• STATED EXERCISE: Skip the pictures and extract all of the lines exactly as written.

==============================

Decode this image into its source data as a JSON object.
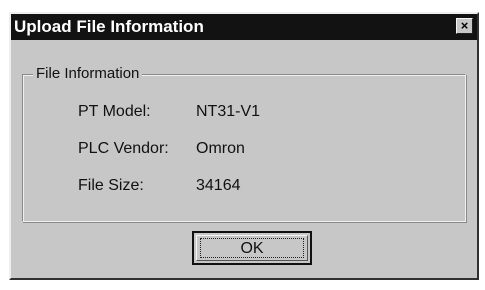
{
  "dialog": {
    "title": "Upload File Information",
    "close_glyph": "×",
    "close_icon": "close-icon"
  },
  "group": {
    "legend": "File Information",
    "rows": [
      {
        "label": "PT Model:",
        "value": "NT31-V1"
      },
      {
        "label": "PLC Vendor:",
        "value": "Omron"
      },
      {
        "label": "File Size:",
        "value": "34164"
      }
    ]
  },
  "buttons": {
    "ok_label": "OK"
  },
  "colors": {
    "titlebar": "#121212",
    "face": "#c7c7c7",
    "title_text": "#ffffff"
  }
}
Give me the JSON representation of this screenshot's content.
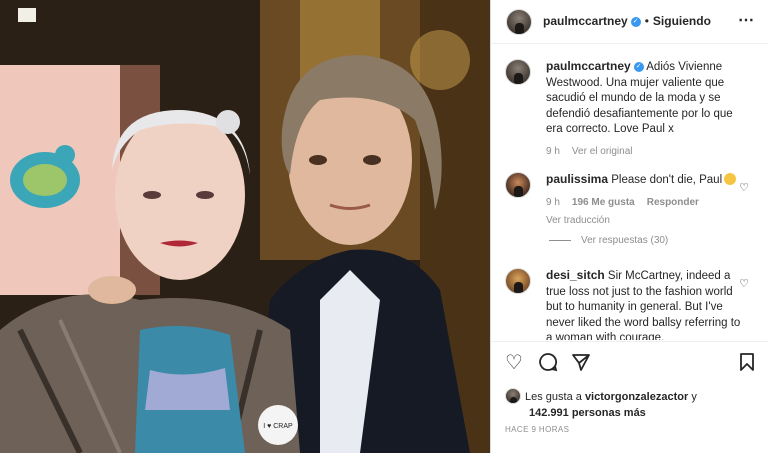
{
  "post": {
    "author": "paulmccartney",
    "follow_status": "Siguiendo",
    "separator": "•",
    "more_icon": "⋯",
    "verified_mark": "✓"
  },
  "caption": {
    "user": "paulmccartney",
    "text": "Adiós Vivienne Westwood. Una mujer valiente que sacudió el mundo de la moda y se defendió desafiantemente por lo que era correcto. Love Paul x",
    "time": "9 h",
    "link": "Ver el original"
  },
  "comments": [
    {
      "user": "paulissima",
      "text": "Please don't die, Paul",
      "time": "9 h",
      "likes": "196 Me gusta",
      "reply": "Responder",
      "translate": "Ver traducción",
      "replies": "Ver respuestas (30)"
    },
    {
      "user": "desi_sitch",
      "text": "Sir McCartney, indeed a true loss not just to the fashion world but to humanity in general. But I've never liked the word ballsy referring to a woman with courage."
    }
  ],
  "actions": {
    "like_icon": "heart-icon",
    "comment_icon": "comment-icon",
    "share_icon": "share-icon",
    "save_icon": "bookmark-icon"
  },
  "likes": {
    "prefix": "Les gusta a",
    "user": "victorgonzalezactor",
    "conj": "y",
    "count": "142.991 personas más"
  },
  "timestamp": "HACE 9 HORAS",
  "photo": {
    "badge_text": "I ♥ CRAP"
  }
}
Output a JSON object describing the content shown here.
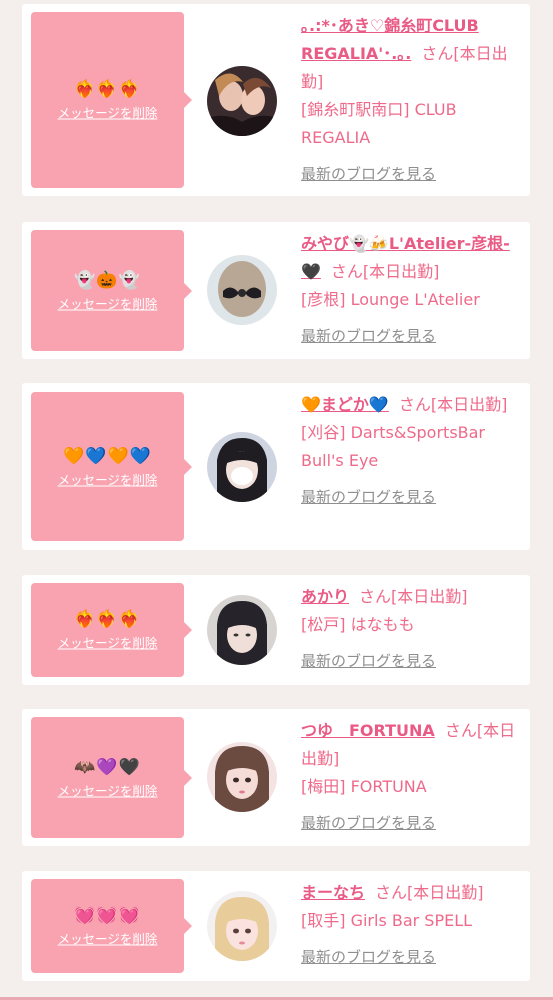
{
  "delete_label": "メッセージを削除",
  "blog_label": "最新のブログを見る",
  "suffix": "さん[本日出勤]",
  "cards": [
    {
      "emoji": "❤️‍🔥❤️‍🔥❤️‍🔥",
      "name": "｡.:*･あき♡錦糸町CLUB REGALIA'･.｡.",
      "area": "[錦糸町駅南口] CLUB REGALIA"
    },
    {
      "emoji": "👻🎃👻",
      "name": "みやび👻🍻L'Atelier-彦根-🖤",
      "area": "[彦根] Lounge L'Atelier"
    },
    {
      "emoji": "🧡💙🧡💙",
      "name": "🧡まどか💙",
      "area": "[刈谷] Darts&SportsBar Bull's Eye"
    },
    {
      "emoji": "❤️‍🔥❤️‍🔥❤️‍🔥",
      "name": "あかり",
      "area": "[松戸] はなもも"
    },
    {
      "emoji": "🦇💜🖤",
      "name": "つゆ　FORTUNA",
      "area": "[梅田] FORTUNA"
    },
    {
      "emoji": "💓💓💓",
      "name": "まーなち",
      "area": "[取手] Girls Bar SPELL"
    }
  ]
}
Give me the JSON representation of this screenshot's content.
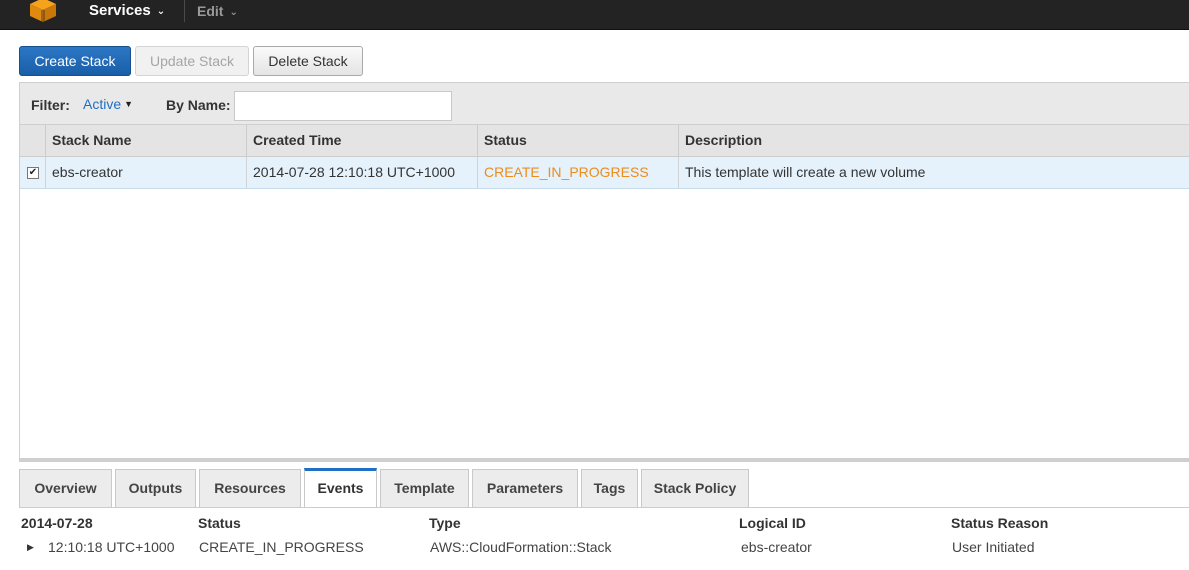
{
  "nav": {
    "services_label": "Services",
    "edit_label": "Edit",
    "logo_color": "#f7a21b"
  },
  "actions": {
    "create_label": "Create Stack",
    "update_label": "Update Stack",
    "delete_label": "Delete Stack"
  },
  "filter": {
    "label": "Filter:",
    "value": "Active",
    "by_name_label": "By Name:",
    "by_name_value": ""
  },
  "stacks_table": {
    "columns": [
      "Stack Name",
      "Created Time",
      "Status",
      "Description"
    ],
    "rows": [
      {
        "selected": true,
        "name": "ebs-creator",
        "created": "2014-07-28 12:10:18 UTC+1000",
        "status": "CREATE_IN_PROGRESS",
        "description": "This template will create a new volume"
      }
    ]
  },
  "tabs": [
    "Overview",
    "Outputs",
    "Resources",
    "Events",
    "Template",
    "Parameters",
    "Tags",
    "Stack Policy"
  ],
  "active_tab": "Events",
  "events": {
    "date_header": "2014-07-28",
    "columns": [
      "Status",
      "Type",
      "Logical ID",
      "Status Reason"
    ],
    "rows": [
      {
        "time": "12:10:18 UTC+1000",
        "status": "CREATE_IN_PROGRESS",
        "type": "AWS::CloudFormation::Stack",
        "logical_id": "ebs-creator",
        "reason": "User Initiated"
      }
    ]
  },
  "colors": {
    "primary_blue": "#1f6fc4",
    "status_orange": "#ec8c1a",
    "topbar": "#232323"
  }
}
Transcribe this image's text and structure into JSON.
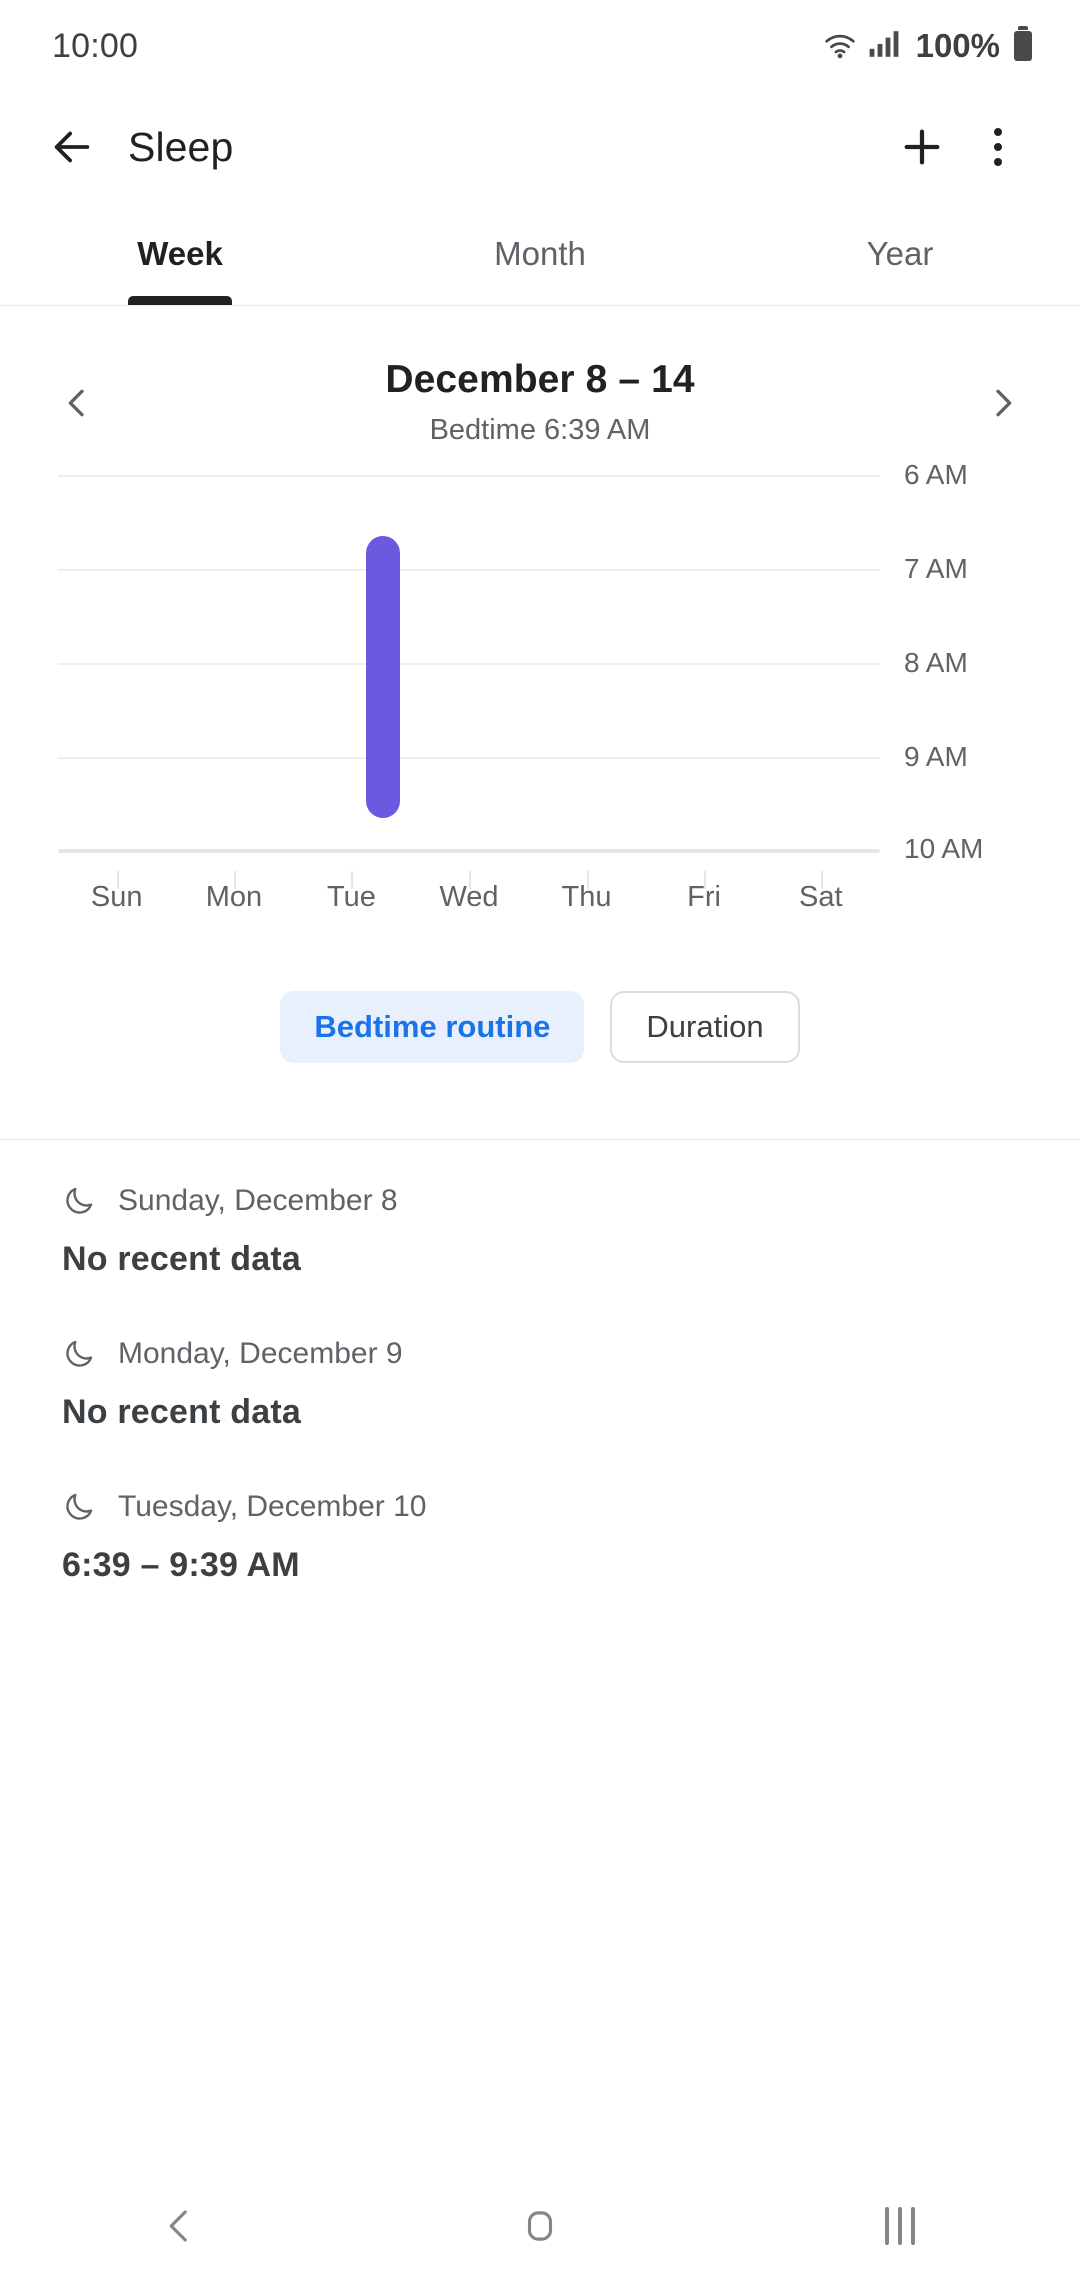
{
  "status_bar": {
    "time": "10:00",
    "battery_percent": "100%",
    "wifi_icon": "wifi-icon",
    "signal_icon": "cellular-signal-icon",
    "battery_icon": "battery-icon"
  },
  "app_bar": {
    "back_icon": "back-arrow-icon",
    "title": "Sleep",
    "add_icon": "plus-icon",
    "overflow_icon": "more-vertical-icon"
  },
  "tabs": [
    {
      "label": "Week",
      "active": true
    },
    {
      "label": "Month",
      "active": false
    },
    {
      "label": "Year",
      "active": false
    }
  ],
  "date_nav": {
    "prev_icon": "chevron-left-icon",
    "next_icon": "chevron-right-icon",
    "title": "December 8 – 14",
    "subtitle": "Bedtime 6:39 AM"
  },
  "chart_data": {
    "type": "bar",
    "title": "December 8 – 14",
    "subtitle": "Bedtime 6:39 AM",
    "xlabel": "",
    "ylabel": "",
    "categories": [
      "Sun",
      "Mon",
      "Tue",
      "Wed",
      "Thu",
      "Fri",
      "Sat"
    ],
    "y_tick_labels": [
      "6 AM",
      "7 AM",
      "8 AM",
      "9 AM",
      "10 AM"
    ],
    "ylim": [
      "6 AM",
      "10 AM"
    ],
    "y_axis_inverted": true,
    "grid": true,
    "legend": "none",
    "bar_color": "#6a5ae0",
    "series": [
      {
        "name": "Bedtime routine",
        "unit": "clock time",
        "values": [
          {
            "category": "Sun",
            "start": null,
            "end": null,
            "label": "No recent data"
          },
          {
            "category": "Mon",
            "start": null,
            "end": null,
            "label": "No recent data"
          },
          {
            "category": "Tue",
            "start": "6:39 AM",
            "end": "9:39 AM",
            "label": "6:39 – 9:39 AM"
          },
          {
            "category": "Wed",
            "start": null,
            "end": null,
            "label": ""
          },
          {
            "category": "Thu",
            "start": null,
            "end": null,
            "label": ""
          },
          {
            "category": "Fri",
            "start": null,
            "end": null,
            "label": ""
          },
          {
            "category": "Sat",
            "start": null,
            "end": null,
            "label": ""
          }
        ]
      }
    ]
  },
  "chips": [
    {
      "label": "Bedtime routine",
      "selected": true
    },
    {
      "label": "Duration",
      "selected": false
    }
  ],
  "entries": [
    {
      "icon": "moon-icon",
      "date": "Sunday, December 8",
      "value": "No recent data"
    },
    {
      "icon": "moon-icon",
      "date": "Monday, December 9",
      "value": "No recent data"
    },
    {
      "icon": "moon-icon",
      "date": "Tuesday, December 10",
      "value": "6:39 – 9:39 AM"
    }
  ],
  "nav_bar": {
    "back_icon": "nav-back-icon",
    "home_icon": "nav-home-icon",
    "recents_icon": "nav-recents-icon"
  },
  "colors": {
    "accent_bar": "#6a5ae0",
    "chip_selected_bg": "#e8f0fe",
    "chip_selected_text": "#1a73e8",
    "text_primary": "#202124",
    "text_secondary": "#5f6368"
  }
}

==============================

• REPLY TO THE EXERCISE:
Decode this image into its source data as a JSON object.
{
  "dialog": {
    "title": "Upload File Information",
    "close_glyph": "×",
    "close_icon": "close-icon"
  },
  "group": {
    "legend": "File Information",
    "rows": [
      {
        "label": "PT Model:",
        "value": "NT31-V1"
      },
      {
        "label": "PLC Vendor:",
        "value": "Omron"
      },
      {
        "label": "File Size:",
        "value": "34164"
      }
    ]
  },
  "buttons": {
    "ok_label": "OK"
  },
  "colors": {
    "titlebar": "#121212",
    "face": "#c7c7c7",
    "title_text": "#ffffff"
  }
}
Give me the JSON representation of this screenshot's content.
{
  "post": {
    "author": "paulmccartney",
    "follow_status": "Siguiendo",
    "separator": "•",
    "more_icon": "⋯",
    "verified_mark": "✓"
  },
  "caption": {
    "user": "paulmccartney",
    "text": "Adiós Vivienne Westwood. Una mujer valiente que sacudió el mundo de la moda y se defendió desafiantemente por lo que era correcto. Love Paul x",
    "time": "9 h",
    "link": "Ver el original"
  },
  "comments": [
    {
      "user": "paulissima",
      "text": "Please don't die, Paul",
      "time": "9 h",
      "likes": "196 Me gusta",
      "reply": "Responder",
      "translate": "Ver traducción",
      "replies": "Ver respuestas (30)"
    },
    {
      "user": "desi_sitch",
      "text": "Sir McCartney, indeed a true loss not just to the fashion world but to humanity in general. But I've never liked the word ballsy referring to a woman with courage."
    }
  ],
  "actions": {
    "like_icon": "heart-icon",
    "comment_icon": "comment-icon",
    "share_icon": "share-icon",
    "save_icon": "bookmark-icon"
  },
  "likes": {
    "prefix": "Les gusta a",
    "user": "victorgonzalezactor",
    "conj": "y",
    "count": "142.991 personas más"
  },
  "timestamp": "HACE 9 HORAS",
  "photo": {
    "badge_text": "I ♥ CRAP"
  }
}
Output a JSON object describing the content shown here.
{
  "delete_label": "メッセージを削除",
  "blog_label": "最新のブログを見る",
  "suffix": "さん[本日出勤]",
  "cards": [
    {
      "emoji": "❤️‍🔥❤️‍🔥❤️‍🔥",
      "name": "｡.:*･あき♡錦糸町CLUB REGALIA'･.｡.",
      "area": "[錦糸町駅南口] CLUB REGALIA"
    },
    {
      "emoji": "👻🎃👻",
      "name": "みやび👻🍻L'Atelier-彦根-🖤",
      "area": "[彦根] Lounge L'Atelier"
    },
    {
      "emoji": "🧡💙🧡💙",
      "name": "🧡まどか💙",
      "area": "[刈谷] Darts&SportsBar Bull's Eye"
    },
    {
      "emoji": "❤️‍🔥❤️‍🔥❤️‍🔥",
      "name": "あかり",
      "area": "[松戸] はなもも"
    },
    {
      "emoji": "🦇💜🖤",
      "name": "つゆ　FORTUNA",
      "area": "[梅田] FORTUNA"
    },
    {
      "emoji": "💓💓💓",
      "name": "まーなち",
      "area": "[取手] Girls Bar SPELL"
    }
  ]
}
Give me the JSON representation of this screenshot's content.
{
  "nav": {
    "services_label": "Services",
    "edit_label": "Edit",
    "logo_color": "#f7a21b"
  },
  "actions": {
    "create_label": "Create Stack",
    "update_label": "Update Stack",
    "delete_label": "Delete Stack"
  },
  "filter": {
    "label": "Filter:",
    "value": "Active",
    "by_name_label": "By Name:",
    "by_name_value": ""
  },
  "stacks_table": {
    "columns": [
      "Stack Name",
      "Created Time",
      "Status",
      "Description"
    ],
    "rows": [
      {
        "selected": true,
        "name": "ebs-creator",
        "created": "2014-07-28 12:10:18 UTC+1000",
        "status": "CREATE_IN_PROGRESS",
        "description": "This template will create a new volume"
      }
    ]
  },
  "tabs": [
    "Overview",
    "Outputs",
    "Resources",
    "Events",
    "Template",
    "Parameters",
    "Tags",
    "Stack Policy"
  ],
  "active_tab": "Events",
  "events": {
    "date_header": "2014-07-28",
    "columns": [
      "Status",
      "Type",
      "Logical ID",
      "Status Reason"
    ],
    "rows": [
      {
        "time": "12:10:18 UTC+1000",
        "status": "CREATE_IN_PROGRESS",
        "type": "AWS::CloudFormation::Stack",
        "logical_id": "ebs-creator",
        "reason": "User Initiated"
      }
    ]
  },
  "colors": {
    "primary_blue": "#1f6fc4",
    "status_orange": "#ec8c1a",
    "topbar": "#232323"
  }
}
Transcribe this image's text and structure into JSON.
{
  "status_bar": {
    "time": "10:00",
    "battery_percent": "100%",
    "wifi_icon": "wifi-icon",
    "signal_icon": "cellular-signal-icon",
    "battery_icon": "battery-icon"
  },
  "app_bar": {
    "back_icon": "back-arrow-icon",
    "title": "Sleep",
    "add_icon": "plus-icon",
    "overflow_icon": "more-vertical-icon"
  },
  "tabs": [
    {
      "label": "Week",
      "active": true
    },
    {
      "label": "Month",
      "active": false
    },
    {
      "label": "Year",
      "active": false
    }
  ],
  "date_nav": {
    "prev_icon": "chevron-left-icon",
    "next_icon": "chevron-right-icon",
    "title": "December 8 – 14",
    "subtitle": "Bedtime 6:39 AM"
  },
  "chart_data": {
    "type": "bar",
    "title": "December 8 – 14",
    "subtitle": "Bedtime 6:39 AM",
    "xlabel": "",
    "ylabel": "",
    "categories": [
      "Sun",
      "Mon",
      "Tue",
      "Wed",
      "Thu",
      "Fri",
      "Sat"
    ],
    "y_tick_labels": [
      "6 AM",
      "7 AM",
      "8 AM",
      "9 AM",
      "10 AM"
    ],
    "ylim": [
      "6 AM",
      "10 AM"
    ],
    "y_axis_inverted": true,
    "grid": true,
    "legend": "none",
    "bar_color": "#6a5ae0",
    "series": [
      {
        "name": "Bedtime routine",
        "unit": "clock time",
        "values": [
          {
            "category": "Sun",
            "start": null,
            "end": null,
            "label": "No recent data"
          },
          {
            "category": "Mon",
            "start": null,
            "end": null,
            "label": "No recent data"
          },
          {
            "category": "Tue",
            "start": "6:39 AM",
            "end": "9:39 AM",
            "label": "6:39 – 9:39 AM"
          },
          {
            "category": "Wed",
            "start": null,
            "end": null,
            "label": ""
          },
          {
            "category": "Thu",
            "start": null,
            "end": null,
            "label": ""
          },
          {
            "category": "Fri",
            "start": null,
            "end": null,
            "label": ""
          },
          {
            "category": "Sat",
            "start": null,
            "end": null,
            "label": ""
          }
        ]
      }
    ]
  },
  "chips": [
    {
      "label": "Bedtime routine",
      "selected": true
    },
    {
      "label": "Duration",
      "selected": false
    }
  ],
  "entries": [
    {
      "icon": "moon-icon",
      "date": "Sunday, December 8",
      "value": "No recent data"
    },
    {
      "icon": "moon-icon",
      "date": "Monday, December 9",
      "value": "No recent data"
    },
    {
      "icon": "moon-icon",
      "date": "Tuesday, December 10",
      "value": "6:39 – 9:39 AM"
    }
  ],
  "nav_bar": {
    "back_icon": "nav-back-icon",
    "home_icon": "nav-home-icon",
    "recents_icon": "nav-recents-icon"
  },
  "colors": {
    "accent_bar": "#6a5ae0",
    "chip_selected_bg": "#e8f0fe",
    "chip_selected_text": "#1a73e8",
    "text_primary": "#202124",
    "text_secondary": "#5f6368"
  }
}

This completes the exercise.